# TO DO:
Make an exact copy of the records, with the images left out.

# DATA SECTION:
□ □ □

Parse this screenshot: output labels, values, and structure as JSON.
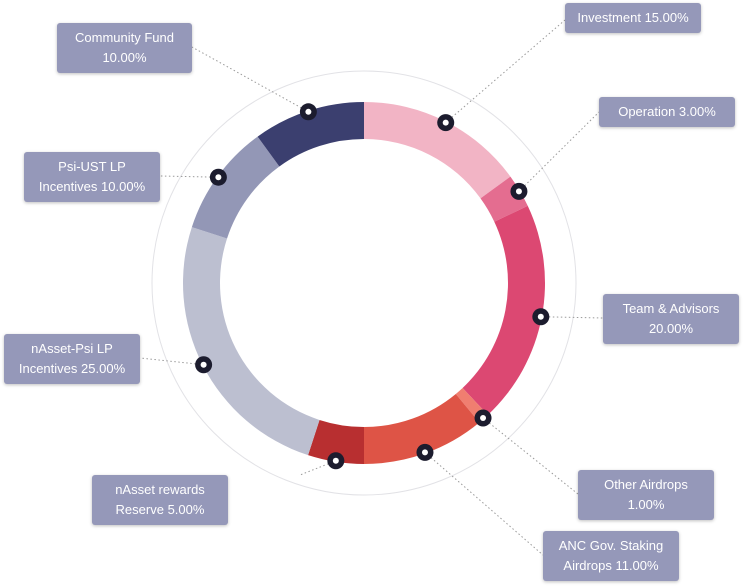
{
  "chart_data": {
    "type": "donut",
    "categories": [
      "Investment",
      "Operation",
      "Team & Advisors",
      "Other Airdrops",
      "ANC Gov. Staking Airdrops",
      "nAsset rewards Reserve",
      "nAsset-Psi LP Incentives",
      "Psi-UST LP Incentives",
      "Community Fund"
    ],
    "values": [
      15,
      3,
      20,
      1,
      11,
      5,
      25,
      10,
      10
    ],
    "value_labels": [
      "15.00%",
      "3.00%",
      "20.00%",
      "1.00%",
      "11.00%",
      "5.00%",
      "25.00%",
      "10.00%",
      "10.00%"
    ],
    "colors": [
      "#f2b4c5",
      "#e46d90",
      "#dc4872",
      "#f07e70",
      "#de5446",
      "#b82f30",
      "#bcbfd0",
      "#9397b6",
      "#3b3f6f"
    ]
  }
}
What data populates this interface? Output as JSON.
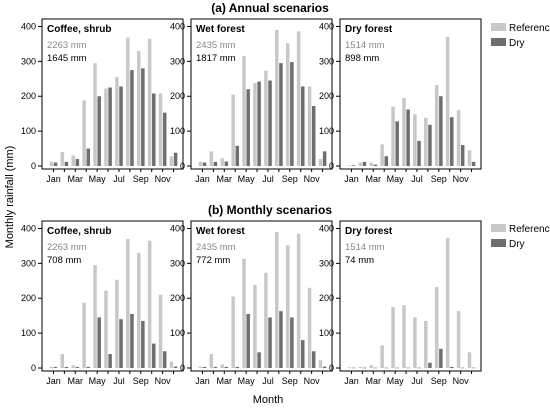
{
  "figure": {
    "ylabel": "Monthly rainfall (mm)",
    "xlabel": "Month",
    "legend": {
      "reference": "Reference",
      "dry": "Dry"
    }
  },
  "colors": {
    "reference": "#c8c8c8",
    "dry": "#6e6e6e",
    "annual_text": "#888888",
    "axis": "#000000"
  },
  "chart_data": [
    {
      "type": "bar",
      "section": "(a) Annual scenarios",
      "title": "Coffee, shrub",
      "annual_reference": "2263 mm",
      "annual_dry": "1645 mm",
      "x": [
        "Jan",
        "Feb",
        "Mar",
        "Apr",
        "May",
        "Jun",
        "Jul",
        "Aug",
        "Sep",
        "Oct",
        "Nov",
        "Dec"
      ],
      "xticks": [
        "Jan",
        "Mar",
        "May",
        "Jul",
        "Sep",
        "Nov"
      ],
      "ylim": [
        0,
        410
      ],
      "yticks": [
        0,
        100,
        200,
        300,
        400
      ],
      "series": [
        {
          "name": "Reference",
          "values": [
            12,
            40,
            30,
            188,
            295,
            222,
            255,
            368,
            330,
            365,
            208,
            28
          ]
        },
        {
          "name": "Dry",
          "values": [
            10,
            12,
            20,
            50,
            200,
            225,
            228,
            275,
            280,
            208,
            153,
            38
          ]
        }
      ]
    },
    {
      "type": "bar",
      "section": "(a) Annual scenarios",
      "title": "Wet forest",
      "annual_reference": "2435 mm",
      "annual_dry": "1817 mm",
      "x": [
        "Jan",
        "Feb",
        "Mar",
        "Apr",
        "May",
        "Jun",
        "Jul",
        "Aug",
        "Sep",
        "Oct",
        "Nov",
        "Dec"
      ],
      "xticks": [
        "Jan",
        "Mar",
        "May",
        "Jul",
        "Sep",
        "Nov"
      ],
      "ylim": [
        0,
        410
      ],
      "yticks": [
        0,
        100,
        200,
        300,
        400
      ],
      "series": [
        {
          "name": "Reference",
          "values": [
            12,
            42,
            22,
            205,
            315,
            238,
            273,
            390,
            352,
            386,
            228,
            20
          ]
        },
        {
          "name": "Dry",
          "values": [
            10,
            12,
            13,
            58,
            220,
            242,
            245,
            295,
            298,
            228,
            172,
            42
          ]
        }
      ]
    },
    {
      "type": "bar",
      "section": "(a) Annual scenarios",
      "title": "Dry forest",
      "annual_reference": "1514 mm",
      "annual_dry": "898 mm",
      "x": [
        "Jan",
        "Feb",
        "Mar",
        "Apr",
        "May",
        "Jun",
        "Jul",
        "Aug",
        "Sep",
        "Oct",
        "Nov",
        "Dec"
      ],
      "xticks": [
        "Jan",
        "Mar",
        "May",
        "Jul",
        "Sep",
        "Nov"
      ],
      "ylim": [
        0,
        410
      ],
      "yticks": [
        0,
        100,
        200,
        300,
        400
      ],
      "series": [
        {
          "name": "Reference",
          "values": [
            2,
            10,
            10,
            62,
            170,
            195,
            148,
            138,
            232,
            370,
            160,
            45
          ]
        },
        {
          "name": "Dry",
          "values": [
            2,
            12,
            4,
            28,
            128,
            162,
            72,
            118,
            200,
            140,
            60,
            12
          ]
        }
      ]
    },
    {
      "type": "bar",
      "section": "(b) Monthly scenarios",
      "title": "Coffee, shrub",
      "annual_reference": "2263 mm",
      "annual_dry": "708 mm",
      "x": [
        "Jan",
        "Feb",
        "Mar",
        "Apr",
        "May",
        "Jun",
        "Jul",
        "Aug",
        "Sep",
        "Oct",
        "Nov",
        "Dec"
      ],
      "xticks": [
        "Jan",
        "Mar",
        "May",
        "Jul",
        "Sep",
        "Nov"
      ],
      "ylim": [
        0,
        410
      ],
      "yticks": [
        0,
        100,
        200,
        300,
        400
      ],
      "series": [
        {
          "name": "Reference",
          "values": [
            4,
            40,
            8,
            187,
            295,
            222,
            253,
            370,
            330,
            365,
            210,
            18
          ]
        },
        {
          "name": "Dry",
          "values": [
            3,
            3,
            3,
            3,
            145,
            40,
            140,
            155,
            135,
            70,
            48,
            4
          ]
        }
      ]
    },
    {
      "type": "bar",
      "section": "(b) Monthly scenarios",
      "title": "Wet forest",
      "annual_reference": "2435 mm",
      "annual_dry": "772 mm",
      "x": [
        "Jan",
        "Feb",
        "Mar",
        "Apr",
        "May",
        "Jun",
        "Jul",
        "Aug",
        "Sep",
        "Oct",
        "Nov",
        "Dec"
      ],
      "xticks": [
        "Jan",
        "Mar",
        "May",
        "Jul",
        "Sep",
        "Nov"
      ],
      "ylim": [
        0,
        410
      ],
      "yticks": [
        0,
        100,
        200,
        300,
        400
      ],
      "series": [
        {
          "name": "Reference",
          "values": [
            4,
            40,
            10,
            205,
            313,
            238,
            273,
            390,
            352,
            385,
            230,
            22
          ]
        },
        {
          "name": "Dry",
          "values": [
            3,
            3,
            3,
            3,
            155,
            45,
            145,
            163,
            145,
            80,
            48,
            4
          ]
        }
      ]
    },
    {
      "type": "bar",
      "section": "(b) Monthly scenarios",
      "title": "Dry forest",
      "annual_reference": "1514 mm",
      "annual_dry": "74 mm",
      "x": [
        "Jan",
        "Feb",
        "Mar",
        "Apr",
        "May",
        "Jun",
        "Jul",
        "Aug",
        "Sep",
        "Oct",
        "Nov",
        "Dec"
      ],
      "xticks": [
        "Jan",
        "Mar",
        "May",
        "Jul",
        "Sep",
        "Nov"
      ],
      "ylim": [
        0,
        410
      ],
      "yticks": [
        0,
        100,
        200,
        300,
        400
      ],
      "series": [
        {
          "name": "Reference",
          "values": [
            2,
            3,
            8,
            65,
            175,
            180,
            145,
            135,
            232,
            373,
            163,
            45
          ]
        },
        {
          "name": "Dry",
          "values": [
            1,
            1,
            1,
            1,
            1,
            1,
            1,
            15,
            55,
            3,
            1,
            1
          ]
        }
      ]
    }
  ]
}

□ □ □

# ANSWER TO THIS EXERCISE:
Parse this screenshot: output labels, values, and structure as JSON.
{
  "chart_data": {
    "type": "donut",
    "categories": [
      "Investment",
      "Operation",
      "Team & Advisors",
      "Other Airdrops",
      "ANC Gov. Staking Airdrops",
      "nAsset rewards Reserve",
      "nAsset-Psi LP Incentives",
      "Psi-UST LP Incentives",
      "Community Fund"
    ],
    "values": [
      15,
      3,
      20,
      1,
      11,
      5,
      25,
      10,
      10
    ],
    "value_labels": [
      "15.00%",
      "3.00%",
      "20.00%",
      "1.00%",
      "11.00%",
      "5.00%",
      "25.00%",
      "10.00%",
      "10.00%"
    ],
    "colors": [
      "#f2b4c5",
      "#e46d90",
      "#dc4872",
      "#f07e70",
      "#de5446",
      "#b82f30",
      "#bcbfd0",
      "#9397b6",
      "#3b3f6f"
    ]
  }
}
What data populates this interface? Output as JSON.
{
  "figure": {
    "ylabel": "Monthly rainfall (mm)",
    "xlabel": "Month",
    "legend": {
      "reference": "Reference",
      "dry": "Dry"
    }
  },
  "colors": {
    "reference": "#c8c8c8",
    "dry": "#6e6e6e",
    "annual_text": "#888888",
    "axis": "#000000"
  },
  "chart_data": [
    {
      "type": "bar",
      "section": "(a) Annual scenarios",
      "title": "Coffee, shrub",
      "annual_reference": "2263 mm",
      "annual_dry": "1645 mm",
      "x": [
        "Jan",
        "Feb",
        "Mar",
        "Apr",
        "May",
        "Jun",
        "Jul",
        "Aug",
        "Sep",
        "Oct",
        "Nov",
        "Dec"
      ],
      "xticks": [
        "Jan",
        "Mar",
        "May",
        "Jul",
        "Sep",
        "Nov"
      ],
      "ylim": [
        0,
        410
      ],
      "yticks": [
        0,
        100,
        200,
        300,
        400
      ],
      "series": [
        {
          "name": "Reference",
          "values": [
            12,
            40,
            30,
            188,
            295,
            222,
            255,
            368,
            330,
            365,
            208,
            28
          ]
        },
        {
          "name": "Dry",
          "values": [
            10,
            12,
            20,
            50,
            200,
            225,
            228,
            275,
            280,
            208,
            153,
            38
          ]
        }
      ]
    },
    {
      "type": "bar",
      "section": "(a) Annual scenarios",
      "title": "Wet forest",
      "annual_reference": "2435 mm",
      "annual_dry": "1817 mm",
      "x": [
        "Jan",
        "Feb",
        "Mar",
        "Apr",
        "May",
        "Jun",
        "Jul",
        "Aug",
        "Sep",
        "Oct",
        "Nov",
        "Dec"
      ],
      "xticks": [
        "Jan",
        "Mar",
        "May",
        "Jul",
        "Sep",
        "Nov"
      ],
      "ylim": [
        0,
        410
      ],
      "yticks": [
        0,
        100,
        200,
        300,
        400
      ],
      "series": [
        {
          "name": "Reference",
          "values": [
            12,
            42,
            22,
            205,
            315,
            238,
            273,
            390,
            352,
            386,
            228,
            20
          ]
        },
        {
          "name": "Dry",
          "values": [
            10,
            12,
            13,
            58,
            220,
            242,
            245,
            295,
            298,
            228,
            172,
            42
          ]
        }
      ]
    },
    {
      "type": "bar",
      "section": "(a) Annual scenarios",
      "title": "Dry forest",
      "annual_reference": "1514 mm",
      "annual_dry": "898 mm",
      "x": [
        "Jan",
        "Feb",
        "Mar",
        "Apr",
        "May",
        "Jun",
        "Jul",
        "Aug",
        "Sep",
        "Oct",
        "Nov",
        "Dec"
      ],
      "xticks": [
        "Jan",
        "Mar",
        "May",
        "Jul",
        "Sep",
        "Nov"
      ],
      "ylim": [
        0,
        410
      ],
      "yticks": [
        0,
        100,
        200,
        300,
        400
      ],
      "series": [
        {
          "name": "Reference",
          "values": [
            2,
            10,
            10,
            62,
            170,
            195,
            148,
            138,
            232,
            370,
            160,
            45
          ]
        },
        {
          "name": "Dry",
          "values": [
            2,
            12,
            4,
            28,
            128,
            162,
            72,
            118,
            200,
            140,
            60,
            12
          ]
        }
      ]
    },
    {
      "type": "bar",
      "section": "(b) Monthly scenarios",
      "title": "Coffee, shrub",
      "annual_reference": "2263 mm",
      "annual_dry": "708 mm",
      "x": [
        "Jan",
        "Feb",
        "Mar",
        "Apr",
        "May",
        "Jun",
        "Jul",
        "Aug",
        "Sep",
        "Oct",
        "Nov",
        "Dec"
      ],
      "xticks": [
        "Jan",
        "Mar",
        "May",
        "Jul",
        "Sep",
        "Nov"
      ],
      "ylim": [
        0,
        410
      ],
      "yticks": [
        0,
        100,
        200,
        300,
        400
      ],
      "series": [
        {
          "name": "Reference",
          "values": [
            4,
            40,
            8,
            187,
            295,
            222,
            253,
            370,
            330,
            365,
            210,
            18
          ]
        },
        {
          "name": "Dry",
          "values": [
            3,
            3,
            3,
            3,
            145,
            40,
            140,
            155,
            135,
            70,
            48,
            4
          ]
        }
      ]
    },
    {
      "type": "bar",
      "section": "(b) Monthly scenarios",
      "title": "Wet forest",
      "annual_reference": "2435 mm",
      "annual_dry": "772 mm",
      "x": [
        "Jan",
        "Feb",
        "Mar",
        "Apr",
        "May",
        "Jun",
        "Jul",
        "Aug",
        "Sep",
        "Oct",
        "Nov",
        "Dec"
      ],
      "xticks": [
        "Jan",
        "Mar",
        "May",
        "Jul",
        "Sep",
        "Nov"
      ],
      "ylim": [
        0,
        410
      ],
      "yticks": [
        0,
        100,
        200,
        300,
        400
      ],
      "series": [
        {
          "name": "Reference",
          "values": [
            4,
            40,
            10,
            205,
            313,
            238,
            273,
            390,
            352,
            385,
            230,
            22
          ]
        },
        {
          "name": "Dry",
          "values": [
            3,
            3,
            3,
            3,
            155,
            45,
            145,
            163,
            145,
            80,
            48,
            4
          ]
        }
      ]
    },
    {
      "type": "bar",
      "section": "(b) Monthly scenarios",
      "title": "Dry forest",
      "annual_reference": "1514 mm",
      "annual_dry": "74 mm",
      "x": [
        "Jan",
        "Feb",
        "Mar",
        "Apr",
        "May",
        "Jun",
        "Jul",
        "Aug",
        "Sep",
        "Oct",
        "Nov",
        "Dec"
      ],
      "xticks": [
        "Jan",
        "Mar",
        "May",
        "Jul",
        "Sep",
        "Nov"
      ],
      "ylim": [
        0,
        410
      ],
      "yticks": [
        0,
        100,
        200,
        300,
        400
      ],
      "series": [
        {
          "name": "Reference",
          "values": [
            2,
            3,
            8,
            65,
            175,
            180,
            145,
            135,
            232,
            373,
            163,
            45
          ]
        },
        {
          "name": "Dry",
          "values": [
            1,
            1,
            1,
            1,
            1,
            1,
            1,
            15,
            55,
            3,
            1,
            1
          ]
        }
      ]
    }
  ]
}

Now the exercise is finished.